Exercise description: Copy every record below, exactly as written.

_ _ _ _ _ _ _

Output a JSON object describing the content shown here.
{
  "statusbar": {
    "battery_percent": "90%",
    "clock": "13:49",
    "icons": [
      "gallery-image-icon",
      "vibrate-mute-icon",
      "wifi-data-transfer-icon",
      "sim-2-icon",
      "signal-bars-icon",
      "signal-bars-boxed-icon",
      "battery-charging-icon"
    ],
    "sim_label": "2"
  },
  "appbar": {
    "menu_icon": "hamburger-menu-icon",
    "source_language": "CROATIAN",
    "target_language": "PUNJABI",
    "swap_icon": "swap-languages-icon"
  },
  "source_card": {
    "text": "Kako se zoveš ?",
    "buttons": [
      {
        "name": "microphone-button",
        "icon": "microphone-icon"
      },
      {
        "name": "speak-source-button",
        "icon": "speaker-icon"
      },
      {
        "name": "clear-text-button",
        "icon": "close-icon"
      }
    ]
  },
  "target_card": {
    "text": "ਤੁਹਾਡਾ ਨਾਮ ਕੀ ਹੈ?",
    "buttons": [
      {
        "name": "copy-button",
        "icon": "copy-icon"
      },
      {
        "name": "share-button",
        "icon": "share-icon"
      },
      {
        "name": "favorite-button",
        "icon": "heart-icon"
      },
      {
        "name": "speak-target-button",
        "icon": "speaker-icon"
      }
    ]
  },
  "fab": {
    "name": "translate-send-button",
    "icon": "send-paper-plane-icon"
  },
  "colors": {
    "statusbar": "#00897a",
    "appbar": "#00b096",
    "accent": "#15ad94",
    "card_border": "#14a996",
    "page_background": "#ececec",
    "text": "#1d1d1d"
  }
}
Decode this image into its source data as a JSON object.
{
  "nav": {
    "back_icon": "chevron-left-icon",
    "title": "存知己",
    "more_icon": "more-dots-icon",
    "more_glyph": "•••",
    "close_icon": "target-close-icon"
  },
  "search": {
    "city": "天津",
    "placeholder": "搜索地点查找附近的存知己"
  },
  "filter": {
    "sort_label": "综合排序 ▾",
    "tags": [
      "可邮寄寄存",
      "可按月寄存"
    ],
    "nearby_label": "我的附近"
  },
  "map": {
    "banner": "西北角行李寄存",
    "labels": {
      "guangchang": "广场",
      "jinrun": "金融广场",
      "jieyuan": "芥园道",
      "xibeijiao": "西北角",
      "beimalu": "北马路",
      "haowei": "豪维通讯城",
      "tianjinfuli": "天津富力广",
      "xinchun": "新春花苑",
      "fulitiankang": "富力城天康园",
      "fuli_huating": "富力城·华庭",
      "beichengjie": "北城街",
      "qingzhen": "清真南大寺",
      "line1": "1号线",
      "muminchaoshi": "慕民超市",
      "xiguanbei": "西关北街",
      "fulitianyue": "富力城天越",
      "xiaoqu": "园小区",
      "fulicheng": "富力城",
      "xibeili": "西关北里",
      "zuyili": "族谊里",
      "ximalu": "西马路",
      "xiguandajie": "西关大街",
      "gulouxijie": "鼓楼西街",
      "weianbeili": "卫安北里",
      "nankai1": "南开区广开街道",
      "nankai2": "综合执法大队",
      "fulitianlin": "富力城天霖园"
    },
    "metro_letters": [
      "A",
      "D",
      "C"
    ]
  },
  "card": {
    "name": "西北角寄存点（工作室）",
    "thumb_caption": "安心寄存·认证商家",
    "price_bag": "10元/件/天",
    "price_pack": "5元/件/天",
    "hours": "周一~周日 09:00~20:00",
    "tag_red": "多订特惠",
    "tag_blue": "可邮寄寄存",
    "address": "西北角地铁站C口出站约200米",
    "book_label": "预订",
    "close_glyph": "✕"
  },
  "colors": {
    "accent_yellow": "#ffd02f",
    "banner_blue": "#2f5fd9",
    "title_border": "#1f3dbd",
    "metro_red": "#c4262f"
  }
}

_ _ _ _ _ _ _

Answer below:
Output a JSON object describing the content shown here.
{
  "statusbar": {
    "battery_percent": "90%",
    "clock": "13:49",
    "icons": [
      "gallery-image-icon",
      "vibrate-mute-icon",
      "wifi-data-transfer-icon",
      "sim-2-icon",
      "signal-bars-icon",
      "signal-bars-boxed-icon",
      "battery-charging-icon"
    ],
    "sim_label": "2"
  },
  "appbar": {
    "menu_icon": "hamburger-menu-icon",
    "source_language": "CROATIAN",
    "target_language": "PUNJABI",
    "swap_icon": "swap-languages-icon"
  },
  "source_card": {
    "text": "Kako se zoveš ?",
    "buttons": [
      {
        "name": "microphone-button",
        "icon": "microphone-icon"
      },
      {
        "name": "speak-source-button",
        "icon": "speaker-icon"
      },
      {
        "name": "clear-text-button",
        "icon": "close-icon"
      }
    ]
  },
  "target_card": {
    "text": "ਤੁਹਾਡਾ ਨਾਮ ਕੀ ਹੈ?",
    "buttons": [
      {
        "name": "copy-button",
        "icon": "copy-icon"
      },
      {
        "name": "share-button",
        "icon": "share-icon"
      },
      {
        "name": "favorite-button",
        "icon": "heart-icon"
      },
      {
        "name": "speak-target-button",
        "icon": "speaker-icon"
      }
    ]
  },
  "fab": {
    "name": "translate-send-button",
    "icon": "send-paper-plane-icon"
  },
  "colors": {
    "statusbar": "#00897a",
    "appbar": "#00b096",
    "accent": "#15ad94",
    "card_border": "#14a996",
    "page_background": "#ececec",
    "text": "#1d1d1d"
  }
}
Decode this image into its source data as a JSON object.
{
  "nav": {
    "back_icon": "chevron-left-icon",
    "title": "存知己",
    "more_icon": "more-dots-icon",
    "more_glyph": "•••",
    "close_icon": "target-close-icon"
  },
  "search": {
    "city": "天津",
    "placeholder": "搜索地点查找附近的存知己"
  },
  "filter": {
    "sort_label": "综合排序 ▾",
    "tags": [
      "可邮寄寄存",
      "可按月寄存"
    ],
    "nearby_label": "我的附近"
  },
  "map": {
    "banner": "西北角行李寄存",
    "labels": {
      "guangchang": "广场",
      "jinrun": "金融广场",
      "jieyuan": "芥园道",
      "xibeijiao": "西北角",
      "beimalu": "北马路",
      "haowei": "豪维通讯城",
      "tianjinfuli": "天津富力广",
      "xinchun": "新春花苑",
      "fulitiankang": "富力城天康园",
      "fuli_huating": "富力城·华庭",
      "beichengjie": "北城街",
      "qingzhen": "清真南大寺",
      "line1": "1号线",
      "muminchaoshi": "慕民超市",
      "xiguanbei": "西关北街",
      "fulitianyue": "富力城天越",
      "xiaoqu": "园小区",
      "fulicheng": "富力城",
      "xibeili": "西关北里",
      "zuyili": "族谊里",
      "ximalu": "西马路",
      "xiguandajie": "西关大街",
      "gulouxijie": "鼓楼西街",
      "weianbeili": "卫安北里",
      "nankai1": "南开区广开街道",
      "nankai2": "综合执法大队",
      "fulitianlin": "富力城天霖园"
    },
    "metro_letters": [
      "A",
      "D",
      "C"
    ]
  },
  "card": {
    "name": "西北角寄存点（工作室）",
    "thumb_caption": "安心寄存·认证商家",
    "price_bag": "10元/件/天",
    "price_pack": "5元/件/天",
    "hours": "周一~周日 09:00~20:00",
    "tag_red": "多订特惠",
    "tag_blue": "可邮寄寄存",
    "address": "西北角地铁站C口出站约200米",
    "book_label": "预订",
    "close_glyph": "✕"
  },
  "colors": {
    "accent_yellow": "#ffd02f",
    "banner_blue": "#2f5fd9",
    "title_border": "#1f3dbd",
    "metro_red": "#c4262f"
  }
}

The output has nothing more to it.